◆ STATED TASK
Return each line containing the string "cena".

◆ RAW DATA
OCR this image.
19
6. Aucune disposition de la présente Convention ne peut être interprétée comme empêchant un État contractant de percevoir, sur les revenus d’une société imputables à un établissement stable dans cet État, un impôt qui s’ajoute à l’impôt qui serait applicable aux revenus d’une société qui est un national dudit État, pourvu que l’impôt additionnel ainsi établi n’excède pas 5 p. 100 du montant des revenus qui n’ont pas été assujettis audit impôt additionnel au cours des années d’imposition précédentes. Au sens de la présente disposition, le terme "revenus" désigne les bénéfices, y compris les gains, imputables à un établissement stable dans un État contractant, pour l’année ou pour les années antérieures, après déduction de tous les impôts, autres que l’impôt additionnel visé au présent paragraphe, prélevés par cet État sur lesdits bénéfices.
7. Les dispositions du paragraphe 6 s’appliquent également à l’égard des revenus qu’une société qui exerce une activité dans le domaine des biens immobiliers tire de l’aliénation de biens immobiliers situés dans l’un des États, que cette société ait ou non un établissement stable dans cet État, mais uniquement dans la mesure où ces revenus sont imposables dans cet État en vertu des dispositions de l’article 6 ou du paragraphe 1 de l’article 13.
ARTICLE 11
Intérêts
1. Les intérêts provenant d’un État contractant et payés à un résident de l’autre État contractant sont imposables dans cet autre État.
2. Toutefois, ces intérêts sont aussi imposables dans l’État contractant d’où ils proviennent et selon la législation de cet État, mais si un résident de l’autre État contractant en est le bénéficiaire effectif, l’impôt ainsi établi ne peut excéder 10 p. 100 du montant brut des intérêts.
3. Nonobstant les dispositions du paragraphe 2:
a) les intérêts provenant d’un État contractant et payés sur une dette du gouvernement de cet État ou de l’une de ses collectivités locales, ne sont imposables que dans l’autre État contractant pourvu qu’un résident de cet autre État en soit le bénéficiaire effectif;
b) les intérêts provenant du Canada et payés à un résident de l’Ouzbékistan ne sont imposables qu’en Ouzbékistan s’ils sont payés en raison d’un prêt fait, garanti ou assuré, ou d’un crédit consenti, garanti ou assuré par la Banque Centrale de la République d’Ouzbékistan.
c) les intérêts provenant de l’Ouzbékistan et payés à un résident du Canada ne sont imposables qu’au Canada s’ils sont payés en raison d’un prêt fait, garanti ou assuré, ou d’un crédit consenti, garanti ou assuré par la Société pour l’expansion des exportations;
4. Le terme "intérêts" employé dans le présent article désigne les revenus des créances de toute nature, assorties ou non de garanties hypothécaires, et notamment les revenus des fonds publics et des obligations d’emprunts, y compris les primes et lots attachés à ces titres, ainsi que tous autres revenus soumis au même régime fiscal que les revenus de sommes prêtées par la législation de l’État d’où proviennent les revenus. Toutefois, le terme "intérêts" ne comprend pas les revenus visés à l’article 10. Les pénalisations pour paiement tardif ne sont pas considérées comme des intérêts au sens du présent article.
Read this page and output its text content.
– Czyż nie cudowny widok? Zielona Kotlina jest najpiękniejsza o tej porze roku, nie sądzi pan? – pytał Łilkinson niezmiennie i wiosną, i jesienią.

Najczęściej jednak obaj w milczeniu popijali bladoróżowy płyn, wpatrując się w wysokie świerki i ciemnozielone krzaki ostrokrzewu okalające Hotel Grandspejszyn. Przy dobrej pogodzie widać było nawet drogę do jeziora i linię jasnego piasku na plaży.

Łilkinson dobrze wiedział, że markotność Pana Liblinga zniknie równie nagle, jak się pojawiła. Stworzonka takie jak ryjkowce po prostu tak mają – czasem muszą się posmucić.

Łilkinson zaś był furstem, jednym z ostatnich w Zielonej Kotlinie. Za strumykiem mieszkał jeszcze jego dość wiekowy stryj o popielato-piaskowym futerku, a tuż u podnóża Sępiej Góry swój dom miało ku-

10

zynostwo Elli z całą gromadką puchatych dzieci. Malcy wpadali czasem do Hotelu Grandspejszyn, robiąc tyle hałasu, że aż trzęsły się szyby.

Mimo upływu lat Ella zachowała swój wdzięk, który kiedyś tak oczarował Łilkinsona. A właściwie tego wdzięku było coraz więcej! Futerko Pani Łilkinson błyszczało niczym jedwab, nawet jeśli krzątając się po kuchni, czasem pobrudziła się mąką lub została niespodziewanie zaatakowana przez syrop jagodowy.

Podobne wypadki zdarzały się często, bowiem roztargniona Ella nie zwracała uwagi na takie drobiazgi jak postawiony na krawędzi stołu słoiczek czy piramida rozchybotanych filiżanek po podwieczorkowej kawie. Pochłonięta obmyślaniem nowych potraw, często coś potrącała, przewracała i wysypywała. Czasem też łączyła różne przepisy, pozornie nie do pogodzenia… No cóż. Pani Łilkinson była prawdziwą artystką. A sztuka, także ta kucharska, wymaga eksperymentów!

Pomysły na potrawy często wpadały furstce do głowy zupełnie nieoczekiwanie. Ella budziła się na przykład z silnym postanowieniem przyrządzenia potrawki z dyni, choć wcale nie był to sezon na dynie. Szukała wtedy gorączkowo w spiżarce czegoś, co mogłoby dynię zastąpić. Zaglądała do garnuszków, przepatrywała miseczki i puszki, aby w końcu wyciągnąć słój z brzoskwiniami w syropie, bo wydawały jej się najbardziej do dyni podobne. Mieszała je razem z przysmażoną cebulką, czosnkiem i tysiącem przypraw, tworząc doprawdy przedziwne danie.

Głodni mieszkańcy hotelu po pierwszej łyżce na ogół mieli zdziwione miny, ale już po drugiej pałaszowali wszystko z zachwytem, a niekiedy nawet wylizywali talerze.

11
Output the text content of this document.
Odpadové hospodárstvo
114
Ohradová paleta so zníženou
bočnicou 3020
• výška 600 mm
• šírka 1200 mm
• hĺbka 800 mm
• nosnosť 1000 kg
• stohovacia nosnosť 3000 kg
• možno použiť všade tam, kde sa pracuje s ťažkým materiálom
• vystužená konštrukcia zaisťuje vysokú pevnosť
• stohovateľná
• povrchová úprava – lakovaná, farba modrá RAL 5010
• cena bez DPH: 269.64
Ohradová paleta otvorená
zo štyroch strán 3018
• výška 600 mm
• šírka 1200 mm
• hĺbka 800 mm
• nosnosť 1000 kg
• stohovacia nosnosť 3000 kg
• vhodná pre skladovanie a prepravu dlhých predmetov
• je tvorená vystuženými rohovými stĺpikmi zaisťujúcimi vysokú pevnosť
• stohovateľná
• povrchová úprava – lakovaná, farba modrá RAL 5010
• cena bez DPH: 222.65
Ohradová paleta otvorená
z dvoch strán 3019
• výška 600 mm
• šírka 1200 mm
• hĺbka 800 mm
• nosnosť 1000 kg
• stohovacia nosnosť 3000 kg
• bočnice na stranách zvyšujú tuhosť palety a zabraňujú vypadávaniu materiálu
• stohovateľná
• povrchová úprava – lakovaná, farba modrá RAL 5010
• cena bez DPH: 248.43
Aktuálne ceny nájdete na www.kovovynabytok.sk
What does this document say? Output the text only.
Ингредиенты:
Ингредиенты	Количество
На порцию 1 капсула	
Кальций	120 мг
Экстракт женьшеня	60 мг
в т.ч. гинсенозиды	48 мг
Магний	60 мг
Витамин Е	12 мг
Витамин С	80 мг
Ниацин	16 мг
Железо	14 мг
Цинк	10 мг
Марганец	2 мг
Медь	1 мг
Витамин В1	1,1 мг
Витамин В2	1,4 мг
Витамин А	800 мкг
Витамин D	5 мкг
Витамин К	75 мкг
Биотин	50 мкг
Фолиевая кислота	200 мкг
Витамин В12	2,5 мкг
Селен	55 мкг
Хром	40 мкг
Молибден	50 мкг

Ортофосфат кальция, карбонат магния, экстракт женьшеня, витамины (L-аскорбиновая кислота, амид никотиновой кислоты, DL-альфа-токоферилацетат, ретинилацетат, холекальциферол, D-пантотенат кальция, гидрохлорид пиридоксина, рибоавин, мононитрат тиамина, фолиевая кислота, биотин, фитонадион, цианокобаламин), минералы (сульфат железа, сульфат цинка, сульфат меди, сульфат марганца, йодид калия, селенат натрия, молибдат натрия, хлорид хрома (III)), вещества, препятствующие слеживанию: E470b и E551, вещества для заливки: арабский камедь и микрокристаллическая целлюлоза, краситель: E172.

◆ OUTPUT
• cena bez DPH: 269.64
• cena bez DPH: 222.65
• cena bez DPH: 248.43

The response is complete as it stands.